The task » Tally the lines in these records that hold the string "εγγραφές", and reply with the number alone.

(Extracted records)
§

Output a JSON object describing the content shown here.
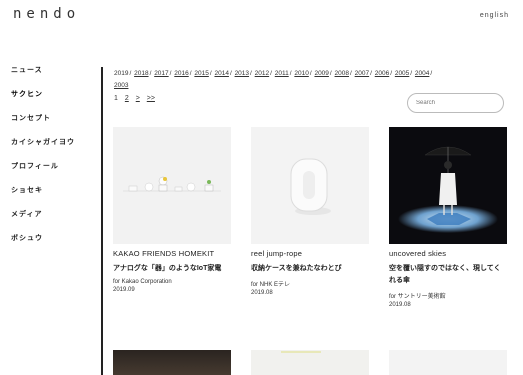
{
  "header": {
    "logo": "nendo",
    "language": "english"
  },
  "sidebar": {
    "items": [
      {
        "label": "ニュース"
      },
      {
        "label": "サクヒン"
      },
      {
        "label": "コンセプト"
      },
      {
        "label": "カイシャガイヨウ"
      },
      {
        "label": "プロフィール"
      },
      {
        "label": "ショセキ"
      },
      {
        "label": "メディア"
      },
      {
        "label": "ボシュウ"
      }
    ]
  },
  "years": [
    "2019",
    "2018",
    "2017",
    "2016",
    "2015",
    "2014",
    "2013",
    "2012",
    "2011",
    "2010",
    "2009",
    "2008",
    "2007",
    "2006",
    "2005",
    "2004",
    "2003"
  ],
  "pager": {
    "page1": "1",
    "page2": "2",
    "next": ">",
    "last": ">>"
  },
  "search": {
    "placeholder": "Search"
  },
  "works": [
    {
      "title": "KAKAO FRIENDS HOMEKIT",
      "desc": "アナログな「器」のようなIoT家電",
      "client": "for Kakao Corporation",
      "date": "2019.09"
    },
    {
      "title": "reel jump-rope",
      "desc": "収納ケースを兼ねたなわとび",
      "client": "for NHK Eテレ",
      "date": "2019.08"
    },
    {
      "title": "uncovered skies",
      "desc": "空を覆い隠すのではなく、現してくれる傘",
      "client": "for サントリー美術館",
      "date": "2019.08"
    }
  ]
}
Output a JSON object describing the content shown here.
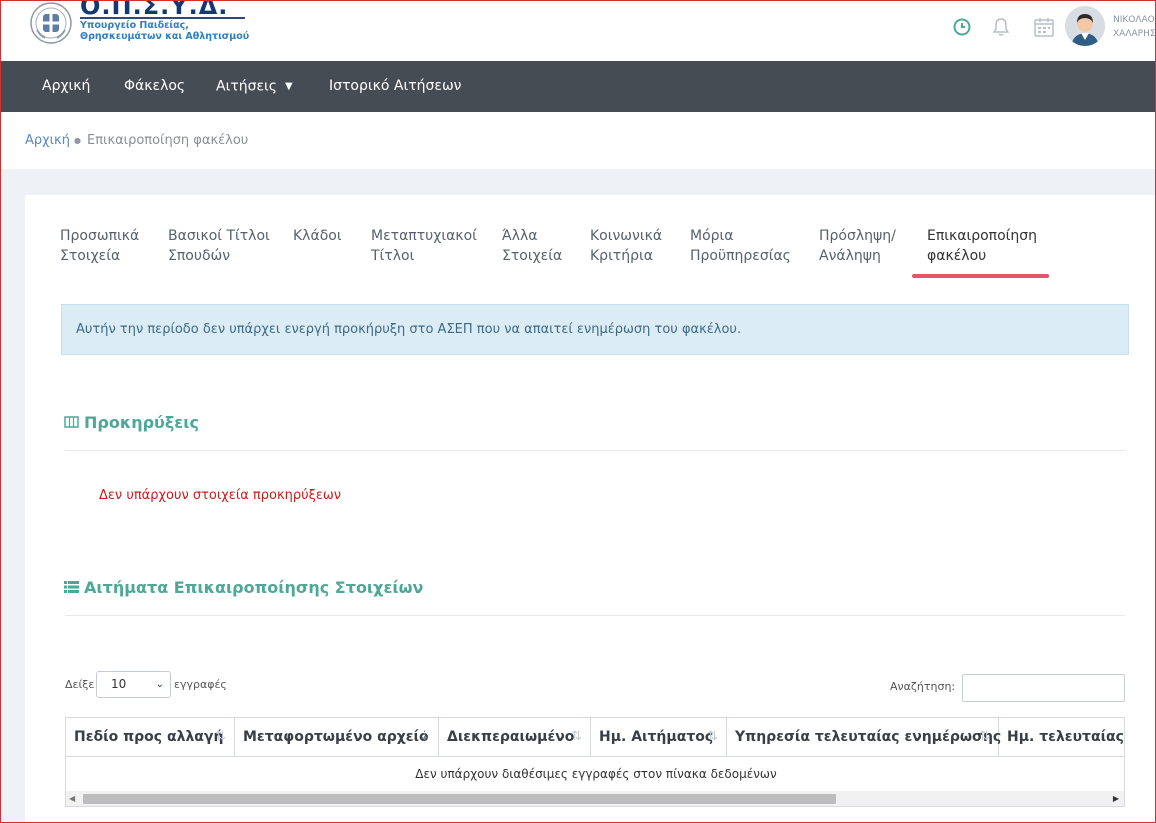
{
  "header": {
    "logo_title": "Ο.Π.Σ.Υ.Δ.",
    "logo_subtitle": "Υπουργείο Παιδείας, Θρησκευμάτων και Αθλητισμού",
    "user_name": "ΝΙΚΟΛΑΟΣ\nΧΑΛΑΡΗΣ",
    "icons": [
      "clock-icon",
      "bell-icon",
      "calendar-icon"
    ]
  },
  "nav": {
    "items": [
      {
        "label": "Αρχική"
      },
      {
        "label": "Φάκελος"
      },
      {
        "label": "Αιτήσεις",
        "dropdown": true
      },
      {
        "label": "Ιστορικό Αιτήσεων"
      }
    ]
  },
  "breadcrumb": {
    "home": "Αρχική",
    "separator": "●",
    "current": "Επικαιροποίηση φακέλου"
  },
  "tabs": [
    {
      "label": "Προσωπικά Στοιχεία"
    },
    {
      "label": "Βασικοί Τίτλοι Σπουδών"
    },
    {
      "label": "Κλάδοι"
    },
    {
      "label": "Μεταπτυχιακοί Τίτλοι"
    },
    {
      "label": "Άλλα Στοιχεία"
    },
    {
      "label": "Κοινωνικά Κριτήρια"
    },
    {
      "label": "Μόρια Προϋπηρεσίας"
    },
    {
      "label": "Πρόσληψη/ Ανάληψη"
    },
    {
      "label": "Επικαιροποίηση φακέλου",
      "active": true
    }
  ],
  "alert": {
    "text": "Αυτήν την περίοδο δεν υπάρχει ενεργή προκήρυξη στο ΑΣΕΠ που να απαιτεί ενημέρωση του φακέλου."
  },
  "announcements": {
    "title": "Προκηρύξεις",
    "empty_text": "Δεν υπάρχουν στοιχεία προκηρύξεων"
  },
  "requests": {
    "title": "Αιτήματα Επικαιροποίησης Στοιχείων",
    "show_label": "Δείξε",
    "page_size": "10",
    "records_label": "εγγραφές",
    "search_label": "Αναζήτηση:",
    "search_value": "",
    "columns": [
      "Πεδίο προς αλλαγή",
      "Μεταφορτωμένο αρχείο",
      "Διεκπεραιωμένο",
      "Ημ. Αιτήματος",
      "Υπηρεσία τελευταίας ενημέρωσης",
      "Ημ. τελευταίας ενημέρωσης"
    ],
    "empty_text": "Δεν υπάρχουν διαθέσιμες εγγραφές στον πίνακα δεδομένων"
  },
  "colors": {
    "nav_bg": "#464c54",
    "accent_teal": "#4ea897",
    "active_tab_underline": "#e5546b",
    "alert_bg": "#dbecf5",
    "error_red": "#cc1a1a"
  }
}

§

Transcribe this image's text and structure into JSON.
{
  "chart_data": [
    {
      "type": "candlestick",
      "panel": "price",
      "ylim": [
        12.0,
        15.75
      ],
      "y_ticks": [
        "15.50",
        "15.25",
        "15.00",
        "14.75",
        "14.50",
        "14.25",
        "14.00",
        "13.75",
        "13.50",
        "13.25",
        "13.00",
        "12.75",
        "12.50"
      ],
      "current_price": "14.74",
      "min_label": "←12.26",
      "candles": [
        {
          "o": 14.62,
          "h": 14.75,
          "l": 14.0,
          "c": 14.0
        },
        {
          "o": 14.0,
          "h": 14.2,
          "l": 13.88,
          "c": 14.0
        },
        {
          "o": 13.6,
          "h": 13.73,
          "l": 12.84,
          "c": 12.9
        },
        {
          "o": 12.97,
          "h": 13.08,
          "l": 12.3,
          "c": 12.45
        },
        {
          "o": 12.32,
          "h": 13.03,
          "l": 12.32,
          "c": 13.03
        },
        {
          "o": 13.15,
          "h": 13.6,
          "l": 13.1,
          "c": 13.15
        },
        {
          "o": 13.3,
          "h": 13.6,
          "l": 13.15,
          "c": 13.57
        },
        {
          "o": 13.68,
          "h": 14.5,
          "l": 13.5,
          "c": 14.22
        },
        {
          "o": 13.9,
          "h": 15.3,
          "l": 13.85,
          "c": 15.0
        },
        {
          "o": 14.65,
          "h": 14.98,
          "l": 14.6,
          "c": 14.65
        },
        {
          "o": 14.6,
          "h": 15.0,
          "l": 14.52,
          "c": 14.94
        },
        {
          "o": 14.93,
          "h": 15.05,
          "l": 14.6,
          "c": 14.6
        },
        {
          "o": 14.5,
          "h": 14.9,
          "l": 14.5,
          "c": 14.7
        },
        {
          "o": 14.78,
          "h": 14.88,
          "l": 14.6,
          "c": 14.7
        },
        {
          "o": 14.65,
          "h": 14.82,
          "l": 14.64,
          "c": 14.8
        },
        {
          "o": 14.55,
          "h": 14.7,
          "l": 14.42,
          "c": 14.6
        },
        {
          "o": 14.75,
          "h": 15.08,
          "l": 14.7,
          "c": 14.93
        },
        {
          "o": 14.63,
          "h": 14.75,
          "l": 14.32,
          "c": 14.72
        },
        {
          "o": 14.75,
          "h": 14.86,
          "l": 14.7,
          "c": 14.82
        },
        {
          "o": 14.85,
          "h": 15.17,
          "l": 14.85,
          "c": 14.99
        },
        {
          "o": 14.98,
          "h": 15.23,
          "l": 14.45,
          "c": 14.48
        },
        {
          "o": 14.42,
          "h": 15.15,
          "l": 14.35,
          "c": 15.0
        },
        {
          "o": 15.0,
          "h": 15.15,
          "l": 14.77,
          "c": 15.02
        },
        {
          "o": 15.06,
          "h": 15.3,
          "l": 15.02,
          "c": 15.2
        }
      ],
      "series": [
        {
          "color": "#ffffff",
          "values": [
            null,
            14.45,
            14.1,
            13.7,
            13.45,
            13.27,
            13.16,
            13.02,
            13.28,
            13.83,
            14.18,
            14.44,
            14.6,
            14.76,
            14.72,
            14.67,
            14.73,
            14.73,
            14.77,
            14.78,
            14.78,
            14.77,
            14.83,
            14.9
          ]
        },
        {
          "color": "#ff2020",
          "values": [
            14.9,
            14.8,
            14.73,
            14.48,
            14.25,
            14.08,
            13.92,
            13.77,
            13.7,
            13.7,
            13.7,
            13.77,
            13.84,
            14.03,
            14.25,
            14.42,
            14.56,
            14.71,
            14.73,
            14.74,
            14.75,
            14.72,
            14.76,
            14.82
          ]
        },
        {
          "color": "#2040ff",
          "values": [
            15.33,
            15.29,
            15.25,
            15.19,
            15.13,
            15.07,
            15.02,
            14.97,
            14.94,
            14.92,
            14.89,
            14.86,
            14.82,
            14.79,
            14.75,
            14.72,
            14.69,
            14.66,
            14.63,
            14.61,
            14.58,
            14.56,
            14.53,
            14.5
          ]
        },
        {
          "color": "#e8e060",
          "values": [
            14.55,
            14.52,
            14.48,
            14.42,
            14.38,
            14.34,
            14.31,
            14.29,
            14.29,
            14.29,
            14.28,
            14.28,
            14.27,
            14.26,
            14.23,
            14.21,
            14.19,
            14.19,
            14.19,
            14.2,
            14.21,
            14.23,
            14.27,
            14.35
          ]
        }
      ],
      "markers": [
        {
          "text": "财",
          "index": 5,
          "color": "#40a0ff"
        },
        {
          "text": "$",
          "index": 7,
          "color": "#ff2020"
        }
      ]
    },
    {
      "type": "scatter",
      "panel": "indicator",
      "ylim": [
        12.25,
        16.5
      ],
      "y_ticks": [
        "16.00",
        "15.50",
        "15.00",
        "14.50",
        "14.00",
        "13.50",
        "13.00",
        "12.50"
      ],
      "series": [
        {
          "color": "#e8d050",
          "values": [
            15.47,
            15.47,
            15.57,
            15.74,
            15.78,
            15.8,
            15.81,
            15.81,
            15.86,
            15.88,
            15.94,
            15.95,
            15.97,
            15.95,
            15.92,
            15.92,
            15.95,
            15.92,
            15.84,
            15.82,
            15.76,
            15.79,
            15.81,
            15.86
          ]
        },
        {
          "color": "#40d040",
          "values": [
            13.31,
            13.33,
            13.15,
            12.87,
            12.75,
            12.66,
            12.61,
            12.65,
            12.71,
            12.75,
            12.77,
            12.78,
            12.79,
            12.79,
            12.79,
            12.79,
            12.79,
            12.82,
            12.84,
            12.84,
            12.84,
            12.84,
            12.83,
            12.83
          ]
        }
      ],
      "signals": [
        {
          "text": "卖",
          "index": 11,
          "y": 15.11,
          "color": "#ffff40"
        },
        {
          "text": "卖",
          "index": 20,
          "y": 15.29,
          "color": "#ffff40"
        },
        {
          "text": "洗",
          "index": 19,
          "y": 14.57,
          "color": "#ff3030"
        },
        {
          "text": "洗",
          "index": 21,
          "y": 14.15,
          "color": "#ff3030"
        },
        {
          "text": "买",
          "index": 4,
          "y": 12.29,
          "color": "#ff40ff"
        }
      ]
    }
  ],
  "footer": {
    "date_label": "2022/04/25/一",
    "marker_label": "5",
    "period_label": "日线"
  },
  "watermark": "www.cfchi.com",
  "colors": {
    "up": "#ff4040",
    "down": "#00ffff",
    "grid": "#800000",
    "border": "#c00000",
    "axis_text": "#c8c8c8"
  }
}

§

Response to this task » 2